**Task to complete:** Print exactly the lines from the line with "Give me the JSON representation of this screenshot's content." to the last line of the data, please, both included.

** begin **

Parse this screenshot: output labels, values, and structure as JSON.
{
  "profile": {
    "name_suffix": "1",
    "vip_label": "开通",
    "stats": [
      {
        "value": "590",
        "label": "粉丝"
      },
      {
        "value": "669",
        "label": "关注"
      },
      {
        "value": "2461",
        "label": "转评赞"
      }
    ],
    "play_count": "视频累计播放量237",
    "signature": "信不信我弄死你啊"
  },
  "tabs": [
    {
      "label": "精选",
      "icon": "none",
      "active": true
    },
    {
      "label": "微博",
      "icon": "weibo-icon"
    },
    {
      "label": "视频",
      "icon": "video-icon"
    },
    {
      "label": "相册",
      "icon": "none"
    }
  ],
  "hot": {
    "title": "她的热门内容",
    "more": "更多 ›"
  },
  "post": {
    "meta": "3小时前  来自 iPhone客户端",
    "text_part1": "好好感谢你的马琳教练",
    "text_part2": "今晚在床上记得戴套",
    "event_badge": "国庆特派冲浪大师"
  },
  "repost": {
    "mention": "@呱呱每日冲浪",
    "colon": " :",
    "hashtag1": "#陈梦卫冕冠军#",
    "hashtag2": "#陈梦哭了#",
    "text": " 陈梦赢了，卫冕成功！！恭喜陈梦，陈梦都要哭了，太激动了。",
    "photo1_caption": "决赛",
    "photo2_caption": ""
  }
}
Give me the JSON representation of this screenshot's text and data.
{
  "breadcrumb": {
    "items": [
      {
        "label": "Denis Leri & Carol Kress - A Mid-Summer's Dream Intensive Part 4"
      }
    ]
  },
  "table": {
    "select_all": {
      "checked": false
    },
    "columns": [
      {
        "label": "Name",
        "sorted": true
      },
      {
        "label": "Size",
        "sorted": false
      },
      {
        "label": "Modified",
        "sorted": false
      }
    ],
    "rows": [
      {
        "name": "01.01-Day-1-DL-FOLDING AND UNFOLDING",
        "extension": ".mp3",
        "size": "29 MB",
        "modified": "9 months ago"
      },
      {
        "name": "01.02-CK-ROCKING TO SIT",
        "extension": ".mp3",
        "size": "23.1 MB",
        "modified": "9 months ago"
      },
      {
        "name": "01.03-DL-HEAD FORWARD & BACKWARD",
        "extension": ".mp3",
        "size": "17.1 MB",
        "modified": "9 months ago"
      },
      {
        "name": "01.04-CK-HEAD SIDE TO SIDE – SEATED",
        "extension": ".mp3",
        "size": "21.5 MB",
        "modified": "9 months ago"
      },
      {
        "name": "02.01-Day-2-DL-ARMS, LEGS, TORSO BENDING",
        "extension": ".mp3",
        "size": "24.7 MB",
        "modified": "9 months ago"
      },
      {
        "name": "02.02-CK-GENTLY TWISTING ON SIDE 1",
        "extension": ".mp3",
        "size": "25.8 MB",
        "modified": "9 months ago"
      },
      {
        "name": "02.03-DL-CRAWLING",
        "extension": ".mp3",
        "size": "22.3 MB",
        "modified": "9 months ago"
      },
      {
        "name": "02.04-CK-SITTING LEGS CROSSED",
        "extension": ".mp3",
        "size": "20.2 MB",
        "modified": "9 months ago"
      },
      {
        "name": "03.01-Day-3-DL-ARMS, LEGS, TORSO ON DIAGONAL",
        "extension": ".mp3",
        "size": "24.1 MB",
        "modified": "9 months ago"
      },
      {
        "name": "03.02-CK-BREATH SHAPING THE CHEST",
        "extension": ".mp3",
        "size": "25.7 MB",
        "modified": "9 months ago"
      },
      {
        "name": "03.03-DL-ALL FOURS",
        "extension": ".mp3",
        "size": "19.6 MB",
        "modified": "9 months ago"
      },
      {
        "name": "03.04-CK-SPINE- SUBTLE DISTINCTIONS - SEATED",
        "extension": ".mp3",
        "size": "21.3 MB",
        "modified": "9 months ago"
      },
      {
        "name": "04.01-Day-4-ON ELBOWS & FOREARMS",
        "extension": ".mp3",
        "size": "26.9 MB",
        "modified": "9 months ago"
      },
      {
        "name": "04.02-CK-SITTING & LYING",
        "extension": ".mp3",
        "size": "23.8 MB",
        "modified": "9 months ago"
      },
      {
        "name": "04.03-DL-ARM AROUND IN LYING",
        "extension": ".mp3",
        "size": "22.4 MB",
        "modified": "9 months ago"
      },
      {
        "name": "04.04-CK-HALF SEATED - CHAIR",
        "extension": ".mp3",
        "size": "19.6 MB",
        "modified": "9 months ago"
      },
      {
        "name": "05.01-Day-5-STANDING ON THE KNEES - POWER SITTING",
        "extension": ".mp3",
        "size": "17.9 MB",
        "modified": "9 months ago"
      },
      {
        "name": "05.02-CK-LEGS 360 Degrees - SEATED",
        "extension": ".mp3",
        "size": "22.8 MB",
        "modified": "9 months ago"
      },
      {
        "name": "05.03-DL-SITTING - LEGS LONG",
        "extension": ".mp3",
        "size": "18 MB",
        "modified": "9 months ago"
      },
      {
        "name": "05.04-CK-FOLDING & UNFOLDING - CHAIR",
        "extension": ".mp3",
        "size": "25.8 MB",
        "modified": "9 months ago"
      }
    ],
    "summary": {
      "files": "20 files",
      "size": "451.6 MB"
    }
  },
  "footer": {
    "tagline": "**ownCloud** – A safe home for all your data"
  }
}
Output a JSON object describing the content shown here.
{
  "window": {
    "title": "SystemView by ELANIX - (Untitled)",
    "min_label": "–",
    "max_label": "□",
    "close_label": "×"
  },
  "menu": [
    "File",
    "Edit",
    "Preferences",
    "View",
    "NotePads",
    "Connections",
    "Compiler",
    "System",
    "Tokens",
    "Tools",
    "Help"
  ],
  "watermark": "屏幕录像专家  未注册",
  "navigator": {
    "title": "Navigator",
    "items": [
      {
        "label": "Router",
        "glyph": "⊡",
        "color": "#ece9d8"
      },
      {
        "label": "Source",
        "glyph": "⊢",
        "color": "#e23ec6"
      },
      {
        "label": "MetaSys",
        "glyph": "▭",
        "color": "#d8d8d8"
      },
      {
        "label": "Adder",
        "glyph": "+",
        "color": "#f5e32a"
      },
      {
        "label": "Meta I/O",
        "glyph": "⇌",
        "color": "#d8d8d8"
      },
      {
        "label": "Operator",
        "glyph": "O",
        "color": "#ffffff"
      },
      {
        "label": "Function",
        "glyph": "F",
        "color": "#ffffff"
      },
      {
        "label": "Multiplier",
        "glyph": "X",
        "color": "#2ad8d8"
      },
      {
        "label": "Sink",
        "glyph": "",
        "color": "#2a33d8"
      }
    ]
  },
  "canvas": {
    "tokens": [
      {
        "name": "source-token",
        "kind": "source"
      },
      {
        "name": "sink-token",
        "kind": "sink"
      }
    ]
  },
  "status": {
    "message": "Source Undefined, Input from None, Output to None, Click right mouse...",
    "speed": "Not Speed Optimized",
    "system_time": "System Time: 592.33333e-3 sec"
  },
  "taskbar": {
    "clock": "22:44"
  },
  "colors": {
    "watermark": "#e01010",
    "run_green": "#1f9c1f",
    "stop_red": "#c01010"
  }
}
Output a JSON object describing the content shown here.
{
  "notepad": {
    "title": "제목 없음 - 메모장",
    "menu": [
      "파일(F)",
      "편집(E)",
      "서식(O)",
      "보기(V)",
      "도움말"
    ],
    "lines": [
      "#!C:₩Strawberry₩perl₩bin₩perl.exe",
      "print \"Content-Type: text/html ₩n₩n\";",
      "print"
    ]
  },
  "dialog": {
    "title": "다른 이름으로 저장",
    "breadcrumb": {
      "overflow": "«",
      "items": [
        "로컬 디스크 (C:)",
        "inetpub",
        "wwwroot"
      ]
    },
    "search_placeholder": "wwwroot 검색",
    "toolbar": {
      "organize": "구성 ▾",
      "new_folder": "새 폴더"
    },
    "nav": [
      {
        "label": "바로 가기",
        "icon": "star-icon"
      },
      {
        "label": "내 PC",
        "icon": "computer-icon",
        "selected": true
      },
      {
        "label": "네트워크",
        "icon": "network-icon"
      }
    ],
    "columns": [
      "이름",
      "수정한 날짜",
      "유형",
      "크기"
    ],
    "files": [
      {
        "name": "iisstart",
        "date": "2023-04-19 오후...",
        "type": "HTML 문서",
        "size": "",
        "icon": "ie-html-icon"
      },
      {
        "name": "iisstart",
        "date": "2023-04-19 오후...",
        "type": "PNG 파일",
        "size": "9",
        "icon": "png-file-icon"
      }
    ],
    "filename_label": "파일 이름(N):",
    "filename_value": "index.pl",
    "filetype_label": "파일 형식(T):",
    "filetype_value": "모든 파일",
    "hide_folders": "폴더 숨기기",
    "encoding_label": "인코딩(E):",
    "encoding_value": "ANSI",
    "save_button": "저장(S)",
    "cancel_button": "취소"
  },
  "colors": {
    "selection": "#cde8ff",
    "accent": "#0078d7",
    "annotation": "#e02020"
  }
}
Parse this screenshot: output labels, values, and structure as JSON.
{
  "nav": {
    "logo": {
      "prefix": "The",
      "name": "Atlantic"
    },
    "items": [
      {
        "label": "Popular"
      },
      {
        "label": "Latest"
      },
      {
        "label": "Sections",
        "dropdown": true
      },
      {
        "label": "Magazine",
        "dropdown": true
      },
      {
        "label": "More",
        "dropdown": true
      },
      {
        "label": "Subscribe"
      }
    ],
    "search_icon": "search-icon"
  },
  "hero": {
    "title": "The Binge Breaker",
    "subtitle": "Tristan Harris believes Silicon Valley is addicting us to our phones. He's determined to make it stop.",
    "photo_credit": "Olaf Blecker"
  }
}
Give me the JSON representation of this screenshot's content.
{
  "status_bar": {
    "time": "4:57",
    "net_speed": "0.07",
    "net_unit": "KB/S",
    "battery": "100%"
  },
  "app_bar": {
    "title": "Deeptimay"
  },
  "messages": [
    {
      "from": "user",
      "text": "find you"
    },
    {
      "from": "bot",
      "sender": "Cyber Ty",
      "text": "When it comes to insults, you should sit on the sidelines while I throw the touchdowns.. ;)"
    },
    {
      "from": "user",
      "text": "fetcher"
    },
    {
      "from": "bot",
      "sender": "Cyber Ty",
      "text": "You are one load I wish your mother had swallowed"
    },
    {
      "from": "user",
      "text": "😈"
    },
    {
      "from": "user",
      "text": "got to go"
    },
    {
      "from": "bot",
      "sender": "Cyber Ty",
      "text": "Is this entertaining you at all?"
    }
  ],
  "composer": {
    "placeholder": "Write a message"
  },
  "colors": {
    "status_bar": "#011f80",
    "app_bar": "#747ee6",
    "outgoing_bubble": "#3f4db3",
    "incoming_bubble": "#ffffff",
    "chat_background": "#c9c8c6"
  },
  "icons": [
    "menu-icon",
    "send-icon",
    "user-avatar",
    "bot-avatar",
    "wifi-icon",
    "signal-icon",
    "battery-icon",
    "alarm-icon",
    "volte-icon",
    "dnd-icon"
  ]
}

** end **

**Correct result:**
Give me the JSON representation of this screenshot's content.
{
  "status_bar": {
    "time": "4:57",
    "net_speed": "0.07",
    "net_unit": "KB/S",
    "battery": "100%"
  },
  "app_bar": {
    "title": "Deeptimay"
  },
  "messages": [
    {
      "from": "user",
      "text": "find you"
    },
    {
      "from": "bot",
      "sender": "Cyber Ty",
      "text": "When it comes to insults, you should sit on the sidelines while I throw the touchdowns.. ;)"
    },
    {
      "from": "user",
      "text": "fetcher"
    },
    {
      "from": "bot",
      "sender": "Cyber Ty",
      "text": "You are one load I wish your mother had swallowed"
    },
    {
      "from": "user",
      "text": "😈"
    },
    {
      "from": "user",
      "text": "got to go"
    },
    {
      "from": "bot",
      "sender": "Cyber Ty",
      "text": "Is this entertaining you at all?"
    }
  ],
  "composer": {
    "placeholder": "Write a message"
  },
  "colors": {
    "status_bar": "#011f80",
    "app_bar": "#747ee6",
    "outgoing_bubble": "#3f4db3",
    "incoming_bubble": "#ffffff",
    "chat_background": "#c9c8c6"
  },
  "icons": [
    "menu-icon",
    "send-icon",
    "user-avatar",
    "bot-avatar",
    "wifi-icon",
    "signal-icon",
    "battery-icon",
    "alarm-icon",
    "volte-icon",
    "dnd-icon"
  ]
}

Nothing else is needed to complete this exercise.